/---
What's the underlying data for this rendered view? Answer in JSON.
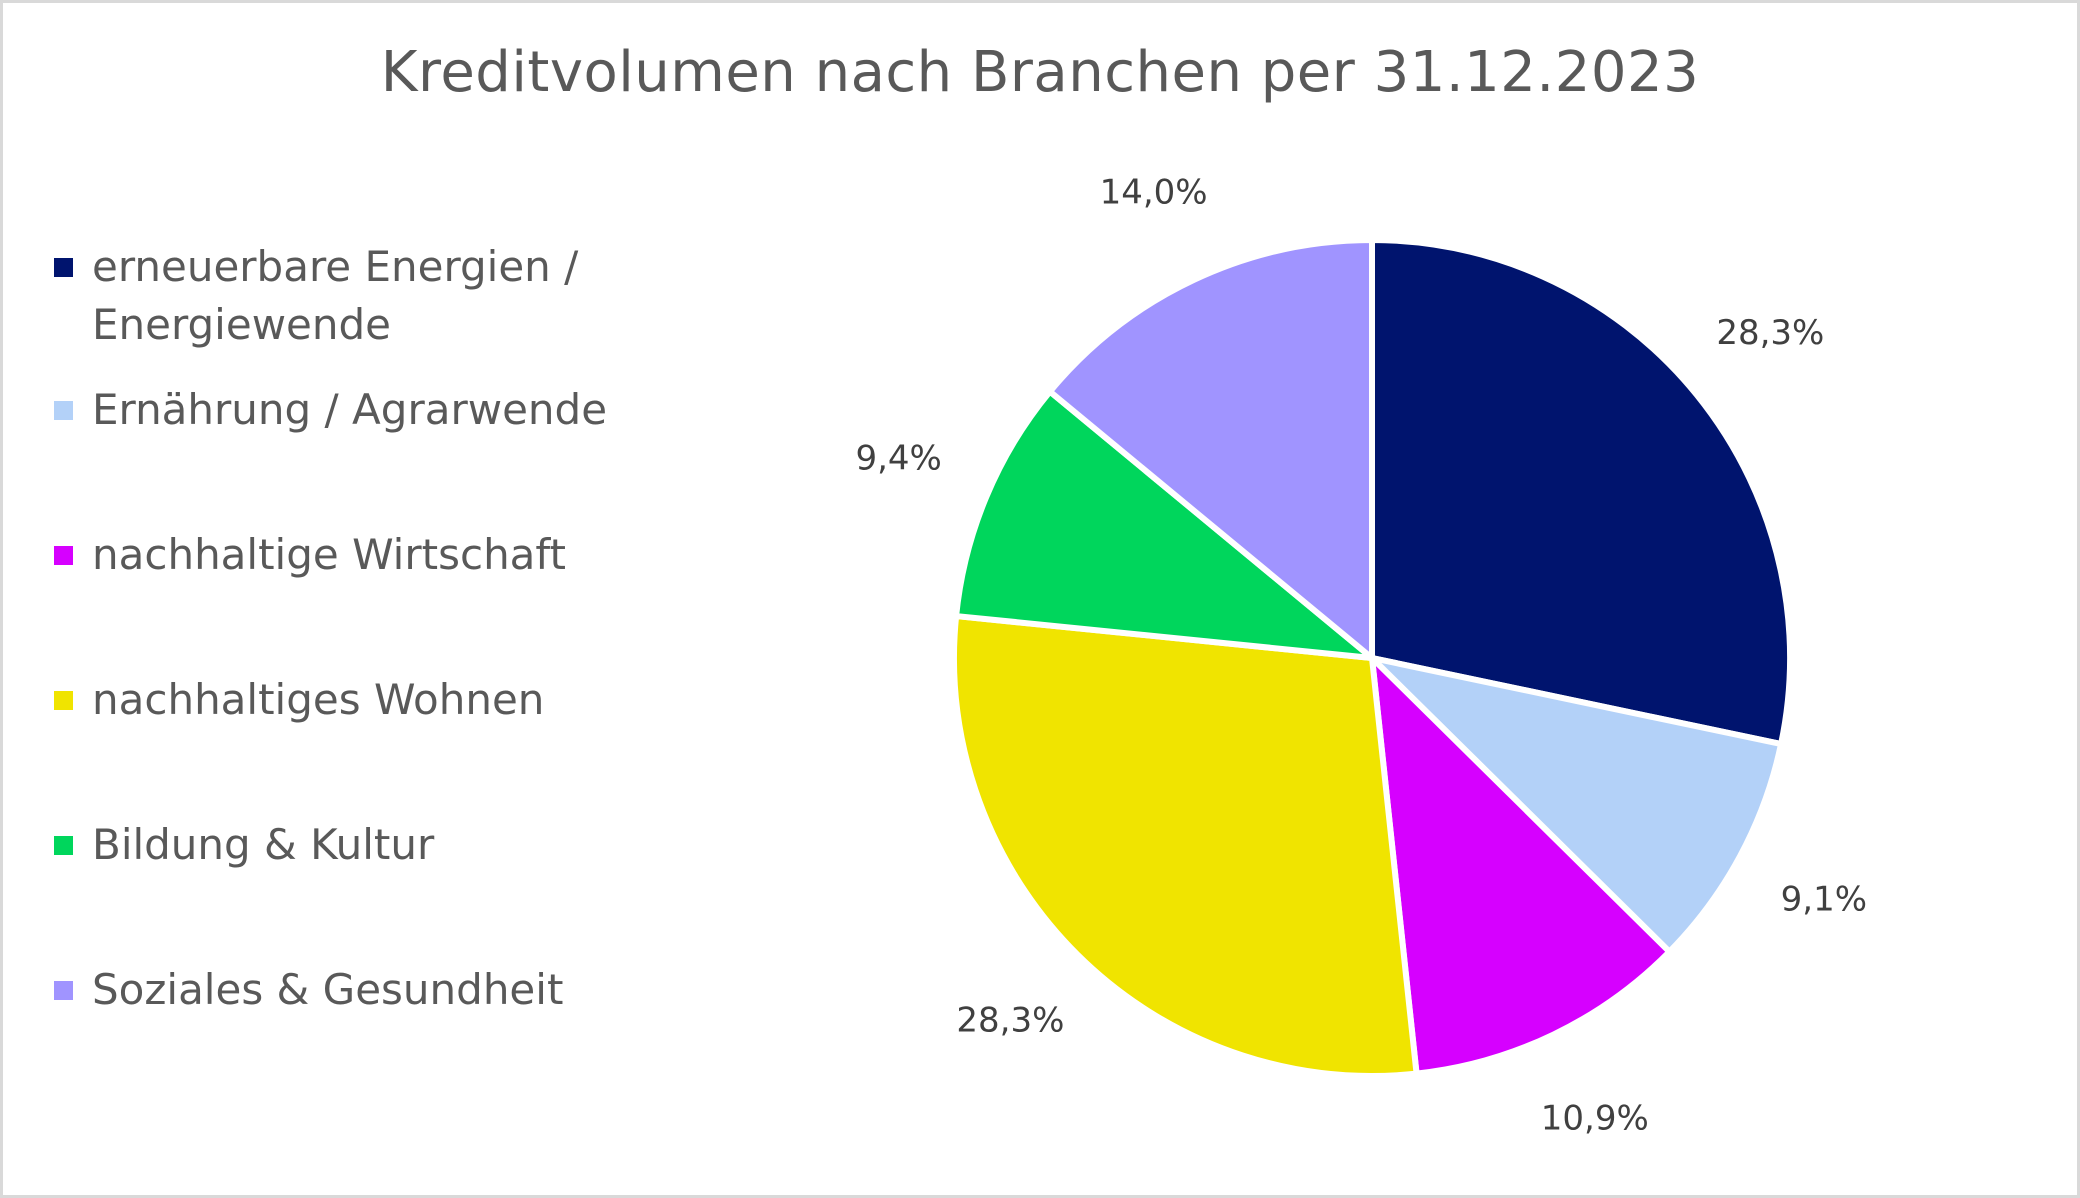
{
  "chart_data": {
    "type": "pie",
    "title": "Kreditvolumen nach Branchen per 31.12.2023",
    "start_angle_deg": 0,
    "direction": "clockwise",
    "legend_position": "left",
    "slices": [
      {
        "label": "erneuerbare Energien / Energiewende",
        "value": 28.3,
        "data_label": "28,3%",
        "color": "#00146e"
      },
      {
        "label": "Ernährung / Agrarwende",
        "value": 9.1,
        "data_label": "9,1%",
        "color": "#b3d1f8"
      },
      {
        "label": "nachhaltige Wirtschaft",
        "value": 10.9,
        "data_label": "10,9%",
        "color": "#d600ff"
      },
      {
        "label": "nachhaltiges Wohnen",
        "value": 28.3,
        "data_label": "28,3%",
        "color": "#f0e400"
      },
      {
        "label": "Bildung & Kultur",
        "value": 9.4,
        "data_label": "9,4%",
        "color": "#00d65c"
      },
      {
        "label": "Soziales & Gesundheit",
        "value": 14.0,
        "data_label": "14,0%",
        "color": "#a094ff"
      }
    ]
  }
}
\---
/---
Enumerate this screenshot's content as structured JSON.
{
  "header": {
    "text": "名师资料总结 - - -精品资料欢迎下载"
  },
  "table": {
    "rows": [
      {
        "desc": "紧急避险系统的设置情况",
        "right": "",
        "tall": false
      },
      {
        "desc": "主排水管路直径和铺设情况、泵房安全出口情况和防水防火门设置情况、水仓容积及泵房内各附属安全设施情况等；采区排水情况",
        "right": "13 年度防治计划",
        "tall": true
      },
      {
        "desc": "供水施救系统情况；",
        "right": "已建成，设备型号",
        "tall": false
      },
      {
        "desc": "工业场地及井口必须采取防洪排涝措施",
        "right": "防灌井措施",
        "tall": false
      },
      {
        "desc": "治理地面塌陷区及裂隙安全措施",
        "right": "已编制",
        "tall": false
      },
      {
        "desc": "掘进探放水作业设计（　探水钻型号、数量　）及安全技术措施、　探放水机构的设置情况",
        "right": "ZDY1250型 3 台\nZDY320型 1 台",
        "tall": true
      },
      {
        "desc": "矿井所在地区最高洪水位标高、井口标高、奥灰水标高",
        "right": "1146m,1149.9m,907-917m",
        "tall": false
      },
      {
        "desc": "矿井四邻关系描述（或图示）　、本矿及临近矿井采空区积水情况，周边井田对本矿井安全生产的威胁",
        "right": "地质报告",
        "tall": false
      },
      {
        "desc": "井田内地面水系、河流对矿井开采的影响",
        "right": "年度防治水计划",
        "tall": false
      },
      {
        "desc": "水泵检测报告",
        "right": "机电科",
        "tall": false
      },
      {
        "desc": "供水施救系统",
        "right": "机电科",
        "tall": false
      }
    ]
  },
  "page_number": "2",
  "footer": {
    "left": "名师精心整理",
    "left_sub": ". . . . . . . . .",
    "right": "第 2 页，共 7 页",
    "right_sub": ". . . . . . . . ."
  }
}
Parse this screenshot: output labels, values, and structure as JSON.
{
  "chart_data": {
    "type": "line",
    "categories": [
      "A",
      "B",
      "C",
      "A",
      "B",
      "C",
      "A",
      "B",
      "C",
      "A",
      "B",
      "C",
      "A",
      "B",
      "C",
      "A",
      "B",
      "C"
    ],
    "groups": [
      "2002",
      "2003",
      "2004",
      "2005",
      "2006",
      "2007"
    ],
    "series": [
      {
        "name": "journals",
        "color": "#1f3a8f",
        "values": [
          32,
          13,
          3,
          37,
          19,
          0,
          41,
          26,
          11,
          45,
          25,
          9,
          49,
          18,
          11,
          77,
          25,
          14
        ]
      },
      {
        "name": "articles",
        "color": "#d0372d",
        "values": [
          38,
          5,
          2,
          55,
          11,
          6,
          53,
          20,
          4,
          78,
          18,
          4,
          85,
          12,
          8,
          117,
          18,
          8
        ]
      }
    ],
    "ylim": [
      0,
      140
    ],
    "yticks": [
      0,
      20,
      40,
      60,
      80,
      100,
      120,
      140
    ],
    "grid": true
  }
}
\---
Out of the material above, select every line that holds the string "JSON".

Response to this exercise:
What's the underlying data for this rendered view? Answer in JSON.
Enumerate this screenshot's content as structured JSON.
Parse this screenshot: output labels, values, and structure as JSON.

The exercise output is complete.